Supplied information start

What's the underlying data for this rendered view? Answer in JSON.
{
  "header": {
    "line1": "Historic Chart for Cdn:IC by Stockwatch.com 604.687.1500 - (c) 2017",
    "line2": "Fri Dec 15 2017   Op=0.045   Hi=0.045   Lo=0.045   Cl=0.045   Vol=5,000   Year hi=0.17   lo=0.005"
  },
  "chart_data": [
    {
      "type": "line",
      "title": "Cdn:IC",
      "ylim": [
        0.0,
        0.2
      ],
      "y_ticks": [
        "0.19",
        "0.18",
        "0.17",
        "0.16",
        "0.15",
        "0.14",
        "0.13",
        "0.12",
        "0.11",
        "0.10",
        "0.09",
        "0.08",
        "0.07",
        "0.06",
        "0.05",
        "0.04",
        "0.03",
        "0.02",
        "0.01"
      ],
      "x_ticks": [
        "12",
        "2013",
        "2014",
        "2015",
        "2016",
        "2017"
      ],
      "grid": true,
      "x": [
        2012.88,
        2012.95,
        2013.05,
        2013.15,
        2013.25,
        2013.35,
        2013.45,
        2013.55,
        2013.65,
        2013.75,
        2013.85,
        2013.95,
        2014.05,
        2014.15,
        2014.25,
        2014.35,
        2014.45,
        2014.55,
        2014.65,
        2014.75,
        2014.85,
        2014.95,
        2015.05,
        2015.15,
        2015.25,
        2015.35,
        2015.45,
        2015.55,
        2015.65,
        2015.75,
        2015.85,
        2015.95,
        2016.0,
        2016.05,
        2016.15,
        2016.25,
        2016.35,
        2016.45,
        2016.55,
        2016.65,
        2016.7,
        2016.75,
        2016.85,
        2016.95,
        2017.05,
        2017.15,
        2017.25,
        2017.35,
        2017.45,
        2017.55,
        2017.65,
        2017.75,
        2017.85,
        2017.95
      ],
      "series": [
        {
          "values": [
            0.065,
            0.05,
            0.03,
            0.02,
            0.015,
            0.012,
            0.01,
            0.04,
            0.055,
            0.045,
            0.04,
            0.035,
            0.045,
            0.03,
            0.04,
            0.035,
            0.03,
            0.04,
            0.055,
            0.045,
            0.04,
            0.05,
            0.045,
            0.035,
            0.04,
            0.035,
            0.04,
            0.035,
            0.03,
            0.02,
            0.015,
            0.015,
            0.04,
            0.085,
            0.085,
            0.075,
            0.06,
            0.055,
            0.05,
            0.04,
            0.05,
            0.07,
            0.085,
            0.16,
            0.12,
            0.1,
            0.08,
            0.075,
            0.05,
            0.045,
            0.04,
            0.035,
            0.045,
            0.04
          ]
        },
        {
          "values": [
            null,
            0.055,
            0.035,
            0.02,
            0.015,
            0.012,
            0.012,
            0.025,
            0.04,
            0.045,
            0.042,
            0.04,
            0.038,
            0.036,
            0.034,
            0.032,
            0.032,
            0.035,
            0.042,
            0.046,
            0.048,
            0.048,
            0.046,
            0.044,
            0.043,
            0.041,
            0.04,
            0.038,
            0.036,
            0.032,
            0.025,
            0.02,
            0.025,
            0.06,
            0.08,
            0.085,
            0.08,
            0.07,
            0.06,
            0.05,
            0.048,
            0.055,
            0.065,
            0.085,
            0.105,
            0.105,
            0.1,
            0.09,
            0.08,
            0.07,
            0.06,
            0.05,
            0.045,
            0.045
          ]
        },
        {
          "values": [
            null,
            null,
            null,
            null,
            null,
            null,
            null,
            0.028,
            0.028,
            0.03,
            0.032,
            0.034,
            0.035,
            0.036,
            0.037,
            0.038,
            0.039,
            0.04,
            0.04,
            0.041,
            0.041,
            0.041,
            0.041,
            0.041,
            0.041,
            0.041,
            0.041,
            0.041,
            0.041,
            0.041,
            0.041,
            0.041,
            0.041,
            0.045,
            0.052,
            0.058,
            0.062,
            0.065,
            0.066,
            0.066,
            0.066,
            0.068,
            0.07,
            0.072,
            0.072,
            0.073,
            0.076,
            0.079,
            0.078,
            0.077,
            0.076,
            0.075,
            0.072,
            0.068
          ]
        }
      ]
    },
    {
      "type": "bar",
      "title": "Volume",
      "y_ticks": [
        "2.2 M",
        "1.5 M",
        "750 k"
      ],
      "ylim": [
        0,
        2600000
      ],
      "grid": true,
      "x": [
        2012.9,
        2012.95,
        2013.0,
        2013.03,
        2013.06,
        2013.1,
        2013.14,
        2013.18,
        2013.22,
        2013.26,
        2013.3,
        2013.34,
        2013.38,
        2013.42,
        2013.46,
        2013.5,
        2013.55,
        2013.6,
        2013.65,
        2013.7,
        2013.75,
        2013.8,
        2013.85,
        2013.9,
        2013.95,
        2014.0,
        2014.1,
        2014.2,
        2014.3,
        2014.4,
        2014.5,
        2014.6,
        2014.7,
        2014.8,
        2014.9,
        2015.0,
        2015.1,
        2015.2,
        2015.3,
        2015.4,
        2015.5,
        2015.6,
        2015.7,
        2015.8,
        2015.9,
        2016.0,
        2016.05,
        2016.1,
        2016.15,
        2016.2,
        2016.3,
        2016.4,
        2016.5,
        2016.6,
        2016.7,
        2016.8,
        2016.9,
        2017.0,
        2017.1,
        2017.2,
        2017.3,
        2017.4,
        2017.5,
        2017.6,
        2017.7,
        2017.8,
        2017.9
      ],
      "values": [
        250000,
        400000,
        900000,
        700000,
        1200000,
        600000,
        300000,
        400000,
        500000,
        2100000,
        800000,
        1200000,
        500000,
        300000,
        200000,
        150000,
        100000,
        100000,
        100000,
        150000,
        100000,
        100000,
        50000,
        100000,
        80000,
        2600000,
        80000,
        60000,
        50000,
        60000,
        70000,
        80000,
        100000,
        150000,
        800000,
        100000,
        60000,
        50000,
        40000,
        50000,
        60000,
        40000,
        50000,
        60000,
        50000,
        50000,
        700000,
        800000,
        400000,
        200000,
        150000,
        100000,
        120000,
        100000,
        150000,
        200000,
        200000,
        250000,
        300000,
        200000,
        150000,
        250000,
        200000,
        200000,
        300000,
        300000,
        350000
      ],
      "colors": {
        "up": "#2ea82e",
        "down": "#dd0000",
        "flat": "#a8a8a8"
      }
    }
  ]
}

Supplied information end

Copy out the whole listing exactly.

What's the underlying data for this rendered view? Answer in JSON.
{
  "header": {
    "line1": "Historic Chart for Cdn:IC by Stockwatch.com 604.687.1500 - (c) 2017",
    "line2": "Fri Dec 15 2017   Op=0.045   Hi=0.045   Lo=0.045   Cl=0.045   Vol=5,000   Year hi=0.17   lo=0.005"
  },
  "chart_data": [
    {
      "type": "line",
      "title": "Cdn:IC",
      "ylim": [
        0.0,
        0.2
      ],
      "y_ticks": [
        "0.19",
        "0.18",
        "0.17",
        "0.16",
        "0.15",
        "0.14",
        "0.13",
        "0.12",
        "0.11",
        "0.10",
        "0.09",
        "0.08",
        "0.07",
        "0.06",
        "0.05",
        "0.04",
        "0.03",
        "0.02",
        "0.01"
      ],
      "x_ticks": [
        "12",
        "2013",
        "2014",
        "2015",
        "2016",
        "2017"
      ],
      "grid": true,
      "x": [
        2012.88,
        2012.95,
        2013.05,
        2013.15,
        2013.25,
        2013.35,
        2013.45,
        2013.55,
        2013.65,
        2013.75,
        2013.85,
        2013.95,
        2014.05,
        2014.15,
        2014.25,
        2014.35,
        2014.45,
        2014.55,
        2014.65,
        2014.75,
        2014.85,
        2014.95,
        2015.05,
        2015.15,
        2015.25,
        2015.35,
        2015.45,
        2015.55,
        2015.65,
        2015.75,
        2015.85,
        2015.95,
        2016.0,
        2016.05,
        2016.15,
        2016.25,
        2016.35,
        2016.45,
        2016.55,
        2016.65,
        2016.7,
        2016.75,
        2016.85,
        2016.95,
        2017.05,
        2017.15,
        2017.25,
        2017.35,
        2017.45,
        2017.55,
        2017.65,
        2017.75,
        2017.85,
        2017.95
      ],
      "series": [
        {
          "values": [
            0.065,
            0.05,
            0.03,
            0.02,
            0.015,
            0.012,
            0.01,
            0.04,
            0.055,
            0.045,
            0.04,
            0.035,
            0.045,
            0.03,
            0.04,
            0.035,
            0.03,
            0.04,
            0.055,
            0.045,
            0.04,
            0.05,
            0.045,
            0.035,
            0.04,
            0.035,
            0.04,
            0.035,
            0.03,
            0.02,
            0.015,
            0.015,
            0.04,
            0.085,
            0.085,
            0.075,
            0.06,
            0.055,
            0.05,
            0.04,
            0.05,
            0.07,
            0.085,
            0.16,
            0.12,
            0.1,
            0.08,
            0.075,
            0.05,
            0.045,
            0.04,
            0.035,
            0.045,
            0.04
          ]
        },
        {
          "values": [
            null,
            0.055,
            0.035,
            0.02,
            0.015,
            0.012,
            0.012,
            0.025,
            0.04,
            0.045,
            0.042,
            0.04,
            0.038,
            0.036,
            0.034,
            0.032,
            0.032,
            0.035,
            0.042,
            0.046,
            0.048,
            0.048,
            0.046,
            0.044,
            0.043,
            0.041,
            0.04,
            0.038,
            0.036,
            0.032,
            0.025,
            0.02,
            0.025,
            0.06,
            0.08,
            0.085,
            0.08,
            0.07,
            0.06,
            0.05,
            0.048,
            0.055,
            0.065,
            0.085,
            0.105,
            0.105,
            0.1,
            0.09,
            0.08,
            0.07,
            0.06,
            0.05,
            0.045,
            0.045
          ]
        },
        {
          "values": [
            null,
            null,
            null,
            null,
            null,
            null,
            null,
            0.028,
            0.028,
            0.03,
            0.032,
            0.034,
            0.035,
            0.036,
            0.037,
            0.038,
            0.039,
            0.04,
            0.04,
            0.041,
            0.041,
            0.041,
            0.041,
            0.041,
            0.041,
            0.041,
            0.041,
            0.041,
            0.041,
            0.041,
            0.041,
            0.041,
            0.041,
            0.045,
            0.052,
            0.058,
            0.062,
            0.065,
            0.066,
            0.066,
            0.066,
            0.068,
            0.07,
            0.072,
            0.072,
            0.073,
            0.076,
            0.079,
            0.078,
            0.077,
            0.076,
            0.075,
            0.072,
            0.068
          ]
        }
      ]
    },
    {
      "type": "bar",
      "title": "Volume",
      "y_ticks": [
        "2.2 M",
        "1.5 M",
        "750 k"
      ],
      "ylim": [
        0,
        2600000
      ],
      "grid": true,
      "x": [
        2012.9,
        2012.95,
        2013.0,
        2013.03,
        2013.06,
        2013.1,
        2013.14,
        2013.18,
        2013.22,
        2013.26,
        2013.3,
        2013.34,
        2013.38,
        2013.42,
        2013.46,
        2013.5,
        2013.55,
        2013.6,
        2013.65,
        2013.7,
        2013.75,
        2013.8,
        2013.85,
        2013.9,
        2013.95,
        2014.0,
        2014.1,
        2014.2,
        2014.3,
        2014.4,
        2014.5,
        2014.6,
        2014.7,
        2014.8,
        2014.9,
        2015.0,
        2015.1,
        2015.2,
        2015.3,
        2015.4,
        2015.5,
        2015.6,
        2015.7,
        2015.8,
        2015.9,
        2016.0,
        2016.05,
        2016.1,
        2016.15,
        2016.2,
        2016.3,
        2016.4,
        2016.5,
        2016.6,
        2016.7,
        2016.8,
        2016.9,
        2017.0,
        2017.1,
        2017.2,
        2017.3,
        2017.4,
        2017.5,
        2017.6,
        2017.7,
        2017.8,
        2017.9
      ],
      "values": [
        250000,
        400000,
        900000,
        700000,
        1200000,
        600000,
        300000,
        400000,
        500000,
        2100000,
        800000,
        1200000,
        500000,
        300000,
        200000,
        150000,
        100000,
        100000,
        100000,
        150000,
        100000,
        100000,
        50000,
        100000,
        80000,
        2600000,
        80000,
        60000,
        50000,
        60000,
        70000,
        80000,
        100000,
        150000,
        800000,
        100000,
        60000,
        50000,
        40000,
        50000,
        60000,
        40000,
        50000,
        60000,
        50000,
        50000,
        700000,
        800000,
        400000,
        200000,
        150000,
        100000,
        120000,
        100000,
        150000,
        200000,
        200000,
        250000,
        300000,
        200000,
        150000,
        250000,
        200000,
        200000,
        300000,
        300000,
        350000
      ],
      "colors": {
        "up": "#2ea82e",
        "down": "#dd0000",
        "flat": "#a8a8a8"
      }
    }
  ]
}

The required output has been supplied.